> OBJECTIVE: Scan the data for "along" and copy the lines it appears in.
_____
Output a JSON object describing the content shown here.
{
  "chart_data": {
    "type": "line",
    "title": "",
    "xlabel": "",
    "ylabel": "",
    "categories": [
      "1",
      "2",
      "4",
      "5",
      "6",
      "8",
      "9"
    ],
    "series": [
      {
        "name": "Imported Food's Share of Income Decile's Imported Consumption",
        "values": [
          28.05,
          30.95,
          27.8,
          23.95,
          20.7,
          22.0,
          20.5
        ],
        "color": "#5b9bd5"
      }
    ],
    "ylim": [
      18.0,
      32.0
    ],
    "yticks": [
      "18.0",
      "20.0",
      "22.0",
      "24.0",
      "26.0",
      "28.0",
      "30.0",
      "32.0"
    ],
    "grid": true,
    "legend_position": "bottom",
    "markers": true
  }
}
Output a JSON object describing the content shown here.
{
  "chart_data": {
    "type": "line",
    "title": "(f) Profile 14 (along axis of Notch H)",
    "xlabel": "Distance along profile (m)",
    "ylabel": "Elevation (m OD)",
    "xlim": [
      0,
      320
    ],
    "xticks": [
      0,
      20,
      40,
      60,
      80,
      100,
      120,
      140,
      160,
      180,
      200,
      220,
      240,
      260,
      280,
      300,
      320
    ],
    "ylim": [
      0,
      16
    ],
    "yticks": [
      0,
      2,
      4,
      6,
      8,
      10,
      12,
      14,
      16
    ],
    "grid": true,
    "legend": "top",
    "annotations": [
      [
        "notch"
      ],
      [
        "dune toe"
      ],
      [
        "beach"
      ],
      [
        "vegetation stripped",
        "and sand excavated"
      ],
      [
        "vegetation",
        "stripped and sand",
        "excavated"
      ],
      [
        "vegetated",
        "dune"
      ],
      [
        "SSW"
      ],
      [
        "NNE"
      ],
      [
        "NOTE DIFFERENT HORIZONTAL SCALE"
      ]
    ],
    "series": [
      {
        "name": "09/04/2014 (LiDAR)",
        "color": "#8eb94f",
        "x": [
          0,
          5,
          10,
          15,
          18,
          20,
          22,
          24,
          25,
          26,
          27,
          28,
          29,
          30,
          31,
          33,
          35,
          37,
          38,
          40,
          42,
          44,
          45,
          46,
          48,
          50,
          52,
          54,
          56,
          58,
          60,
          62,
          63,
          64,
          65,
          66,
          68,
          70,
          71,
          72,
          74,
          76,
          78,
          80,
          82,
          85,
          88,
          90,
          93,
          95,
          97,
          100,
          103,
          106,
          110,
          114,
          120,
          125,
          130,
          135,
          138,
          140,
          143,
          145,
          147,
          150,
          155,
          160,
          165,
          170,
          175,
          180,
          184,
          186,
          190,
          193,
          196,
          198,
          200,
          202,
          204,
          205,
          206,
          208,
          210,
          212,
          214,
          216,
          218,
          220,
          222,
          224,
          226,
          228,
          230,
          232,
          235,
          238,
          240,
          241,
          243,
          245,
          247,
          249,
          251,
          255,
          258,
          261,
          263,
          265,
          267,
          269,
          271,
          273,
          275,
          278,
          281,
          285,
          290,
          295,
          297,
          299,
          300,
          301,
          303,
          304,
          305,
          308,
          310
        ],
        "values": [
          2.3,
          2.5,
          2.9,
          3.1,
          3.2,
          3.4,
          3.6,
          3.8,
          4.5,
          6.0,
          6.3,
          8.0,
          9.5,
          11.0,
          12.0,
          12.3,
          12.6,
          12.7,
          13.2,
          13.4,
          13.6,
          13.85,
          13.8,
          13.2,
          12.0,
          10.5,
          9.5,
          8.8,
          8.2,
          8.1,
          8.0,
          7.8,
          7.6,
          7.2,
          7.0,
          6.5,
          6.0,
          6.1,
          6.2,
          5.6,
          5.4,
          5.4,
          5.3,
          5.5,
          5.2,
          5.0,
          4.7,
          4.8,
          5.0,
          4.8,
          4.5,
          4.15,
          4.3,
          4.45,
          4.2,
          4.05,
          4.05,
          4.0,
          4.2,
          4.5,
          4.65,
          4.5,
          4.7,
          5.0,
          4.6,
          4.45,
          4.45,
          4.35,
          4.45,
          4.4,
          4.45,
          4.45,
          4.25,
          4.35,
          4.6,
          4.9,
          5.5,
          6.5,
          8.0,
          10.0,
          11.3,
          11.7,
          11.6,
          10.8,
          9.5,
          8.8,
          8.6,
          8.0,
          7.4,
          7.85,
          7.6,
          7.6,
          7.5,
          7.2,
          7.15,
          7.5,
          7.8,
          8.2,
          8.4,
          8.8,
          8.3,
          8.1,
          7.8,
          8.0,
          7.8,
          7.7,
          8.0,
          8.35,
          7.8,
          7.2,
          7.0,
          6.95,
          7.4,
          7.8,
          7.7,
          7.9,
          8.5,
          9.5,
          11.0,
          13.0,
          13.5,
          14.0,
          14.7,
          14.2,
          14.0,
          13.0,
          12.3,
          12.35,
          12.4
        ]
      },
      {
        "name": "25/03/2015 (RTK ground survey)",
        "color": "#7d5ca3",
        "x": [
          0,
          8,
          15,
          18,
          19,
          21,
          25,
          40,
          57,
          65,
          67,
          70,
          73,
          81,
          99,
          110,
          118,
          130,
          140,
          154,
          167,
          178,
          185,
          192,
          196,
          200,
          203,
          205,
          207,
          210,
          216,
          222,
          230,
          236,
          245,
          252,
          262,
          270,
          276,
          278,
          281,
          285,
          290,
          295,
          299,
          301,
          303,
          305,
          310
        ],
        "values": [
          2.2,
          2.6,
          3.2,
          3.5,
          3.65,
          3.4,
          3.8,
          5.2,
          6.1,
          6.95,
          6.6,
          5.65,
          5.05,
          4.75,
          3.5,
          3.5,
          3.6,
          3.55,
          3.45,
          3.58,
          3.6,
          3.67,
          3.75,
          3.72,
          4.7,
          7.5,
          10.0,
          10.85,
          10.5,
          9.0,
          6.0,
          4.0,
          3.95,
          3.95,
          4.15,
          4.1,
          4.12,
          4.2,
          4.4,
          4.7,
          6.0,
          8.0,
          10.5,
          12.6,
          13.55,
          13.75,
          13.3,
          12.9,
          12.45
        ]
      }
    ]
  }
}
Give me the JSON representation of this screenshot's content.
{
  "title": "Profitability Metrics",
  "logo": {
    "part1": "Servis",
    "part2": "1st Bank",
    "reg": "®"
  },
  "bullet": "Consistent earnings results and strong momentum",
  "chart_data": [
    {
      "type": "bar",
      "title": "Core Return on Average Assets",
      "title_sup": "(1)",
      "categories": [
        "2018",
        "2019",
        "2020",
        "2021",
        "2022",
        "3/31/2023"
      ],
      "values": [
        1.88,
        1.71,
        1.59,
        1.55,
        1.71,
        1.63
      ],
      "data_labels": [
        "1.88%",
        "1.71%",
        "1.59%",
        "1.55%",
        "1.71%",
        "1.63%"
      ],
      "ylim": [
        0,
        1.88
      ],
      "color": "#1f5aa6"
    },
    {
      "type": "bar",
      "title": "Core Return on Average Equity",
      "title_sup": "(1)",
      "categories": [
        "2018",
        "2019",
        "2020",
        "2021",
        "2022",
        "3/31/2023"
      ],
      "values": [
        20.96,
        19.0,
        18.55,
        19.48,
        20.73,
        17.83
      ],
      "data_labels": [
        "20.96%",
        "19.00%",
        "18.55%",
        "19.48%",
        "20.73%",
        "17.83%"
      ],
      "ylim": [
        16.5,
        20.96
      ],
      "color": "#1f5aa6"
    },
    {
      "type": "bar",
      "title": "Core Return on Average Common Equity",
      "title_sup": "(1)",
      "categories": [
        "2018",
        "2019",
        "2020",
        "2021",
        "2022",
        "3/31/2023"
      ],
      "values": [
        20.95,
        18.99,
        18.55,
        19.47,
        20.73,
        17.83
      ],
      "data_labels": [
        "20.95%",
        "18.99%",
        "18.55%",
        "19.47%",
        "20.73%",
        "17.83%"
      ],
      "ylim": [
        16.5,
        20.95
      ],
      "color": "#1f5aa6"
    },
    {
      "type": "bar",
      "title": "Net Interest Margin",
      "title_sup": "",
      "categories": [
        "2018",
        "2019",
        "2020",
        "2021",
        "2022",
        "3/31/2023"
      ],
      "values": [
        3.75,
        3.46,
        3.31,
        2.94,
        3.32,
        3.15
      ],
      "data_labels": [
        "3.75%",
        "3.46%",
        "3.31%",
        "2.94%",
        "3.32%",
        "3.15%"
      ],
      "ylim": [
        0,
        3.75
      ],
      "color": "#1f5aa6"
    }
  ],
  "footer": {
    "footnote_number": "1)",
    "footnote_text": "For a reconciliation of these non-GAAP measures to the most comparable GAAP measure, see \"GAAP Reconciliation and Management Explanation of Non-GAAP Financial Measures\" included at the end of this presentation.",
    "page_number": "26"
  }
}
_____
> WRITTEN RESPONSE:
    "title": "(f) Profile 14 (along axis of Notch H)",
    "xlabel": "Distance along profile (m)",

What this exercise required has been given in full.